- Material supplied -
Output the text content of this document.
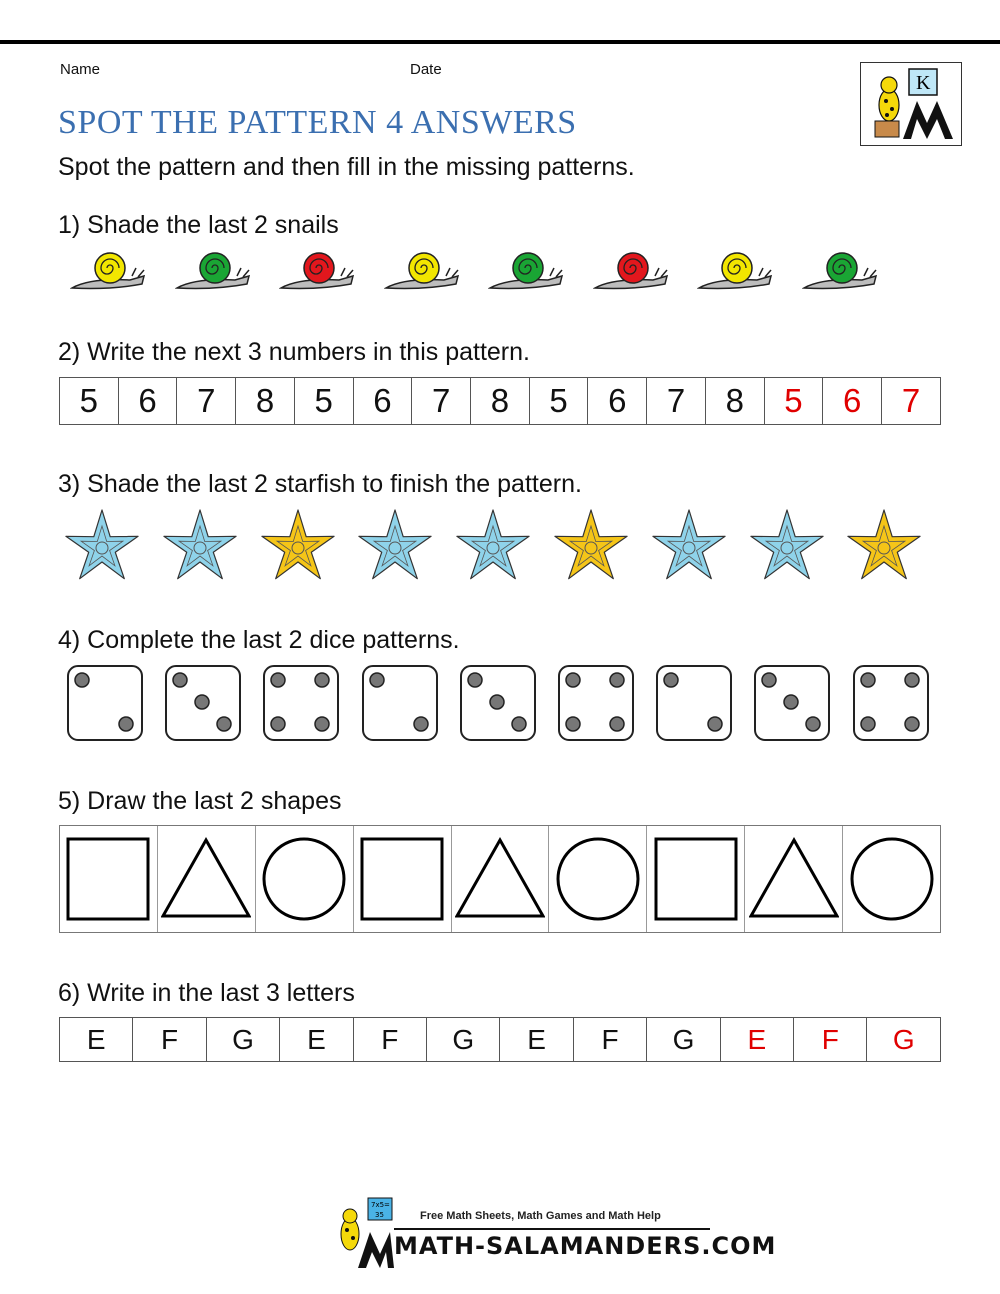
Name	Date
SPOT THE PATTERN 4 ANSWERS
K
Spot the pattern and then fill in the missing patterns.
1) Shade the last 2 snails
2) Write the next 3 numbers in this pattern.
5	6	7	8	5	6	7	8	5	6	7	8	5	6	7
3) Shade the last 2 starfish to finish the pattern.
4) Complete the last 2 dice patterns.
5) Draw the last 2 shapes
6) Write in the last 3 letters
E	F	G	E	F	G	E	F	G	E	F	G
7x5=
35	Free Math Sheets, Math Games and Math Help
MATH-SALAMANDERS.COM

- Problem to work on -
Omit the images and transcribe all of the records above word for word.

- Result of the task -
Output the text content of this document.
Name	Date
SPOT THE PATTERN 4 ANSWERS
K
Spot the pattern and then fill in the missing patterns.
1) Shade the last 2 snails
2) Write the next 3 numbers in this pattern.
5	6	7	8	5	6	7	8	5	6	7	8	5	6	7
3) Shade the last 2 starfish to finish the pattern.
4) Complete the last 2 dice patterns.
5) Draw the last 2 shapes
6) Write in the last 3 letters
E	F	G	E	F	G	E	F	G	E	F	G
7x5=
35	Free Math Sheets, Math Games and Math Help
MATH-SALAMANDERS.COM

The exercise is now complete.